* START Dataset entries *

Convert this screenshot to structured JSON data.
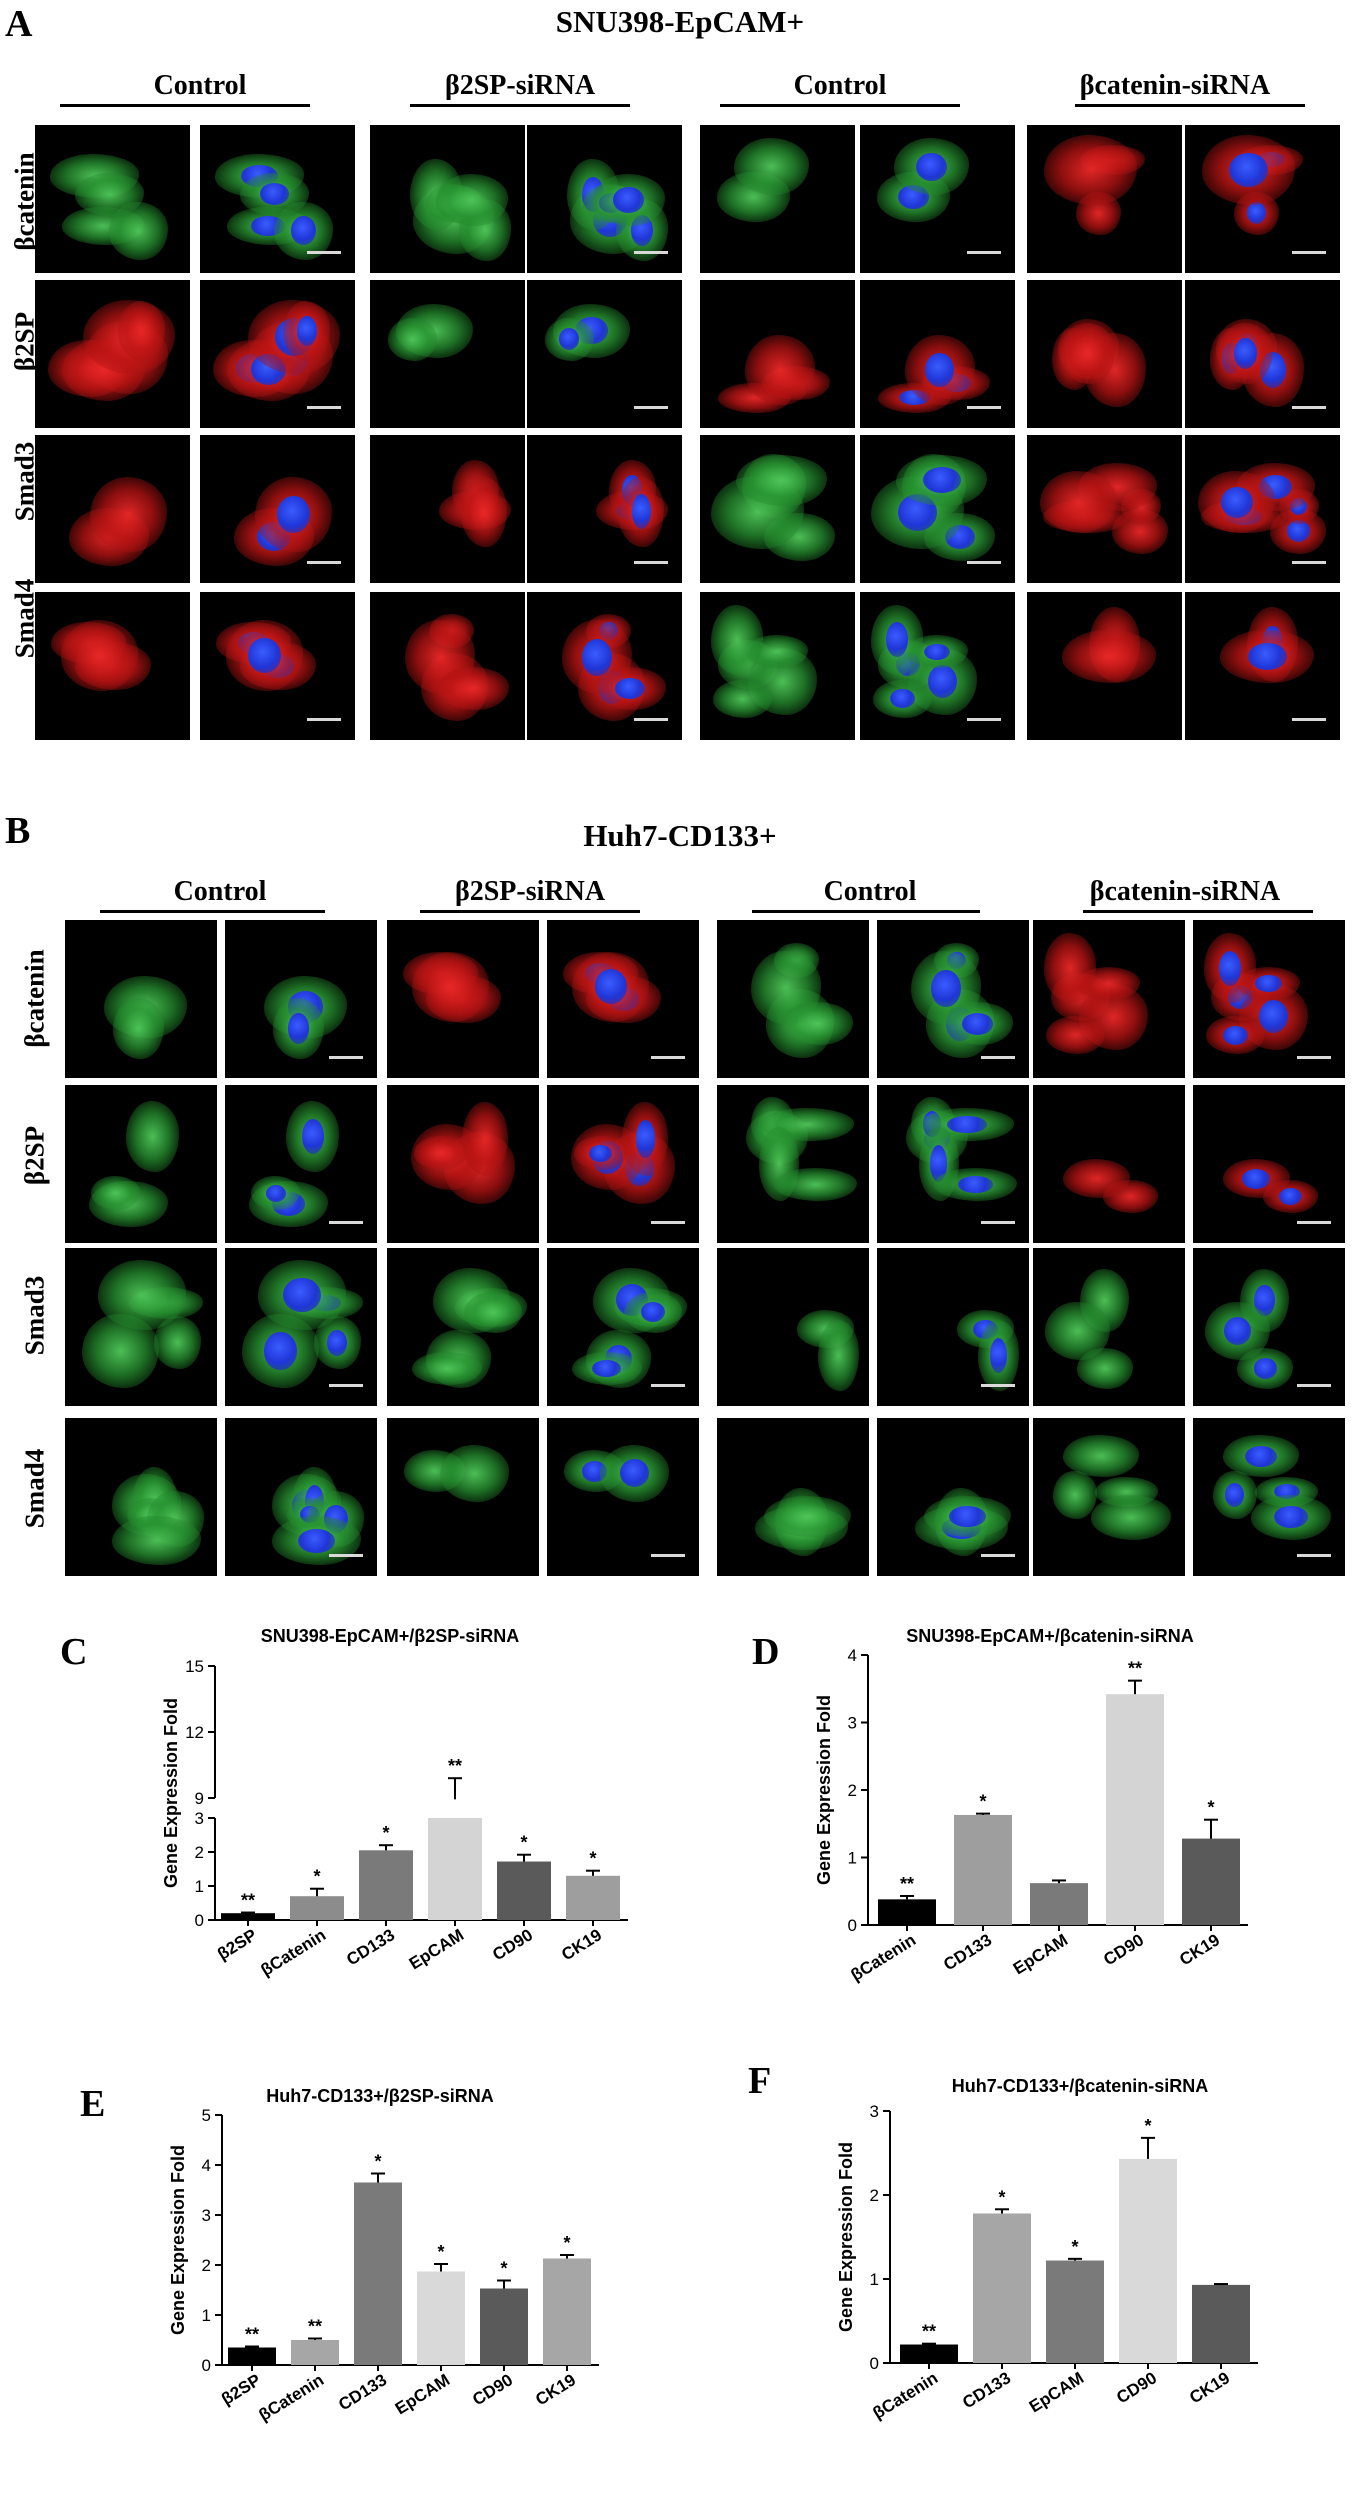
{
  "panel_a": {
    "letter": "A",
    "title": "SNU398-EpCAM+",
    "groups": [
      "Control",
      "β2SP-siRNA",
      "Control",
      "βcatenin-siRNA"
    ],
    "rows": [
      "βcatenin",
      "β2SP",
      "Smad3",
      "Smad4"
    ],
    "colors": [
      [
        "green",
        "green",
        "green",
        "green",
        "green",
        "green",
        "red",
        "red"
      ],
      [
        "red",
        "red",
        "green",
        "green",
        "red",
        "red",
        "red",
        "red"
      ],
      [
        "red",
        "red",
        "red",
        "red",
        "green",
        "green",
        "red",
        "red"
      ],
      [
        "red",
        "red",
        "red",
        "red",
        "green",
        "green",
        "red",
        "red"
      ]
    ]
  },
  "panel_b": {
    "letter": "B",
    "title": "Huh7-CD133+",
    "groups": [
      "Control",
      "β2SP-siRNA",
      "Control",
      "βcatenin-siRNA"
    ],
    "rows": [
      "βcatenin",
      "β2SP",
      "Smad3",
      "Smad4"
    ],
    "colors": [
      [
        "green",
        "green",
        "red",
        "red",
        "green",
        "green",
        "red",
        "red"
      ],
      [
        "green",
        "green",
        "red",
        "red",
        "green",
        "green",
        "red",
        "red"
      ],
      [
        "green",
        "green",
        "green",
        "green",
        "green",
        "green",
        "green",
        "green"
      ],
      [
        "green",
        "green",
        "green",
        "green",
        "green",
        "green",
        "green",
        "green"
      ]
    ]
  },
  "chart_data": [
    {
      "letter": "C",
      "type": "bar",
      "title": "SNU398-EpCAM+/β2SP-siRNA",
      "ylabel": "Gene Expression Fold",
      "categories": [
        "β2SP",
        "βCatenin",
        "CD133",
        "EpCAM",
        "CD90",
        "CK19"
      ],
      "values": [
        0.2,
        0.7,
        2.05,
        8.6,
        1.72,
        1.3
      ],
      "errors": [
        0.02,
        0.22,
        0.15,
        1.3,
        0.2,
        0.15
      ],
      "significance": [
        "**",
        "*",
        "*",
        "**",
        "*",
        "*"
      ],
      "colors": [
        "#000000",
        "#8c8c8c",
        "#7a7a7a",
        "#d4d4d4",
        "#5a5a5a",
        "#9e9e9e"
      ],
      "broken_axis": true,
      "lower_ylim": [
        0,
        3
      ],
      "lower_ticks": [
        0,
        1,
        2,
        3
      ],
      "upper_ylim": [
        9,
        15
      ],
      "upper_ticks": [
        9,
        12,
        15
      ]
    },
    {
      "letter": "D",
      "type": "bar",
      "title": "SNU398-EpCAM+/βcatenin-siRNA",
      "ylabel": "Gene Expression Fold",
      "categories": [
        "βCatenin",
        "CD133",
        "EpCAM",
        "CD90",
        "CK19"
      ],
      "values": [
        0.38,
        1.63,
        0.62,
        3.42,
        1.28
      ],
      "errors": [
        0.05,
        0.02,
        0.04,
        0.2,
        0.28
      ],
      "significance": [
        "**",
        "*",
        "",
        "**",
        "*"
      ],
      "colors": [
        "#000000",
        "#9e9e9e",
        "#7a7a7a",
        "#d4d4d4",
        "#5a5a5a"
      ],
      "ylim": [
        0,
        4
      ],
      "ticks": [
        0,
        1,
        2,
        3,
        4
      ]
    },
    {
      "letter": "E",
      "type": "bar",
      "title": "Huh7-CD133+/β2SP-siRNA",
      "ylabel": "Gene Expression Fold",
      "categories": [
        "β2SP",
        "βCatenin",
        "CD133",
        "EpCAM",
        "CD90",
        "CK19"
      ],
      "values": [
        0.35,
        0.5,
        3.65,
        1.87,
        1.53,
        2.13
      ],
      "errors": [
        0.02,
        0.03,
        0.18,
        0.15,
        0.16,
        0.07
      ],
      "significance": [
        "**",
        "**",
        "*",
        "*",
        "*",
        "*"
      ],
      "colors": [
        "#000000",
        "#a6a6a6",
        "#7a7a7a",
        "#d9d9d9",
        "#5a5a5a",
        "#a6a6a6"
      ],
      "ylim": [
        0,
        5
      ],
      "ticks": [
        0,
        1,
        2,
        3,
        4,
        5
      ]
    },
    {
      "letter": "F",
      "type": "bar",
      "title": "Huh7-CD133+/βcatenin-siRNA",
      "ylabel": "Gene Expression Fold",
      "categories": [
        "βCatenin",
        "CD133",
        "EpCAM",
        "CD90",
        "CK19"
      ],
      "values": [
        0.22,
        1.78,
        1.22,
        2.43,
        0.93
      ],
      "errors": [
        0.01,
        0.05,
        0.02,
        0.25,
        0.01
      ],
      "significance": [
        "**",
        "*",
        "*",
        "*",
        ""
      ],
      "colors": [
        "#000000",
        "#a6a6a6",
        "#7a7a7a",
        "#d9d9d9",
        "#5a5a5a"
      ],
      "ylim": [
        0,
        3
      ],
      "ticks": [
        0,
        1,
        2,
        3
      ]
    }
  ]
}
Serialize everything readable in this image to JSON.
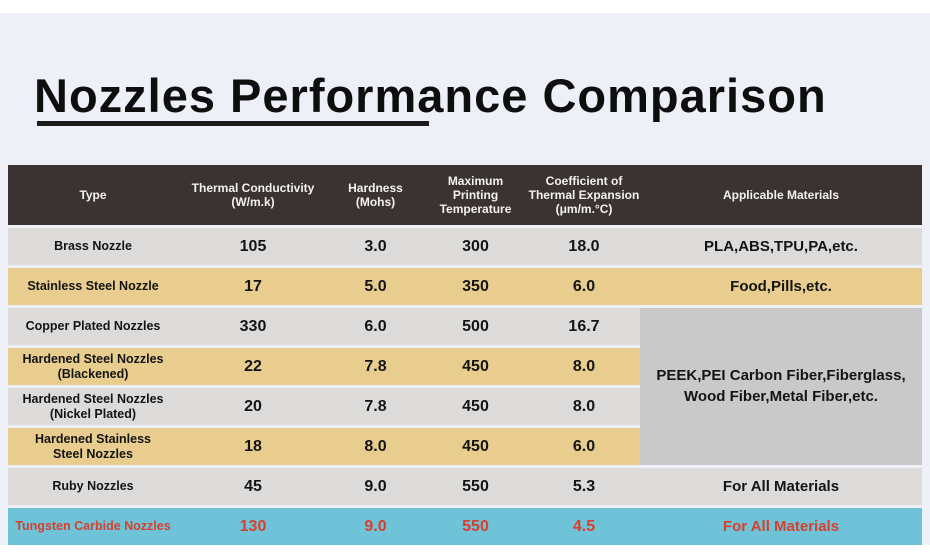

* END Dataset entries *

Report how many lines in the listing above include the word "this". Give nothing but the number.

2